» **Short task**: Copy out each line below that has the word "once" in it.

Stored items
(begin)
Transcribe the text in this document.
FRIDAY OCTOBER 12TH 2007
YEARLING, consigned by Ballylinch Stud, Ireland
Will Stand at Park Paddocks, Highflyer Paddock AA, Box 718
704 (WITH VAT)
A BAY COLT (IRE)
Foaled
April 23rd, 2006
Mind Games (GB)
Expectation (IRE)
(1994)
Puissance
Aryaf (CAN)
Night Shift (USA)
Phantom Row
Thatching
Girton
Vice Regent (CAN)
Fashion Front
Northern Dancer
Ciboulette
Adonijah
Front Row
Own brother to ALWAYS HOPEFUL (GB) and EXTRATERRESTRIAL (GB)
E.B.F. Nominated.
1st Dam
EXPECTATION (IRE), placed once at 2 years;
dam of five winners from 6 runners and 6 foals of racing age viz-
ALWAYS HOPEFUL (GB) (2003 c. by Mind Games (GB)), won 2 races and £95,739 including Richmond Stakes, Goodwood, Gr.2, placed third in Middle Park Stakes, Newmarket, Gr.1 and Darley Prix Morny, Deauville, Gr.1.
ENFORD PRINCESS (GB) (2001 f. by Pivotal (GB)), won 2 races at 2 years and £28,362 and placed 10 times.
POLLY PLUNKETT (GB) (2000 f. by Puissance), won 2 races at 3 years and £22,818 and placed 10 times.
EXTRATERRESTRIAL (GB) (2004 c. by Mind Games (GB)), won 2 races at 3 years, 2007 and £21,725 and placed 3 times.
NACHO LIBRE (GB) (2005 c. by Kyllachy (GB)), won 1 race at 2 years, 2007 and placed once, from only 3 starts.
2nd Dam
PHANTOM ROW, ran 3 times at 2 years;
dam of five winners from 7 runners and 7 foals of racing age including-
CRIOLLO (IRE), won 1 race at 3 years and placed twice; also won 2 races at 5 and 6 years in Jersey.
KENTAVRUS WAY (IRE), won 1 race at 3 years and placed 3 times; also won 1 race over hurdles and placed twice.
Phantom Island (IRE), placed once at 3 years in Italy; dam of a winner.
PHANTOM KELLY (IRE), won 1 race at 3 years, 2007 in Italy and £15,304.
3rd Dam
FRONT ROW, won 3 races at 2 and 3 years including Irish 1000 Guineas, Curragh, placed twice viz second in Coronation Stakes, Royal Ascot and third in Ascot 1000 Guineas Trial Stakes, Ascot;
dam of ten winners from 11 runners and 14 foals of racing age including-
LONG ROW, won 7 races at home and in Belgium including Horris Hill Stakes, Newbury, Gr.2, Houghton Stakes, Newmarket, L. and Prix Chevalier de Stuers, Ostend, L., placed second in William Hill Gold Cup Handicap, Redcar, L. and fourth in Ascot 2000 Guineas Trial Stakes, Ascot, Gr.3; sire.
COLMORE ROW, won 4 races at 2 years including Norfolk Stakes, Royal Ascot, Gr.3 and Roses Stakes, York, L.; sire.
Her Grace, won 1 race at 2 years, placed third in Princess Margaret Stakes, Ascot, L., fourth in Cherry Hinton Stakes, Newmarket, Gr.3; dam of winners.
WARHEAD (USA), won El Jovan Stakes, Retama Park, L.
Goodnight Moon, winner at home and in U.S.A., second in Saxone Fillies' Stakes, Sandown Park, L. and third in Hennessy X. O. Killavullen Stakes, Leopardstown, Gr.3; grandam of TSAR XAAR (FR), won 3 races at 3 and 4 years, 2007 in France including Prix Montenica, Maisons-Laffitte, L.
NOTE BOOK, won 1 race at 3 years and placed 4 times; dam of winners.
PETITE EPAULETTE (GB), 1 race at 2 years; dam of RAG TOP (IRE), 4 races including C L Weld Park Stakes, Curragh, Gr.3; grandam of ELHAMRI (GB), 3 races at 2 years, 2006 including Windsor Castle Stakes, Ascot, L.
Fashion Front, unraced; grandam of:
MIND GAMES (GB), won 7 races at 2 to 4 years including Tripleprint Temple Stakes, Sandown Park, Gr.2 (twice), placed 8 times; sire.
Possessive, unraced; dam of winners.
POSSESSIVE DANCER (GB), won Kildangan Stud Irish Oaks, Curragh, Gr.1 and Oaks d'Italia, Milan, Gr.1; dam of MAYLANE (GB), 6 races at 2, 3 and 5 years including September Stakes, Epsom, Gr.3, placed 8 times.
(end)
» **Answer for the task**:
EXPECTATION (IRE), placed once at 2 years;
NACHO LIBRE (GB) (2005 c. by Kyllachy (GB)), won 1 race at 2 years, 2007 and placed once, from only 3 starts.
Phantom Island (IRE), placed once at 3 years in Italy; dam of a winner.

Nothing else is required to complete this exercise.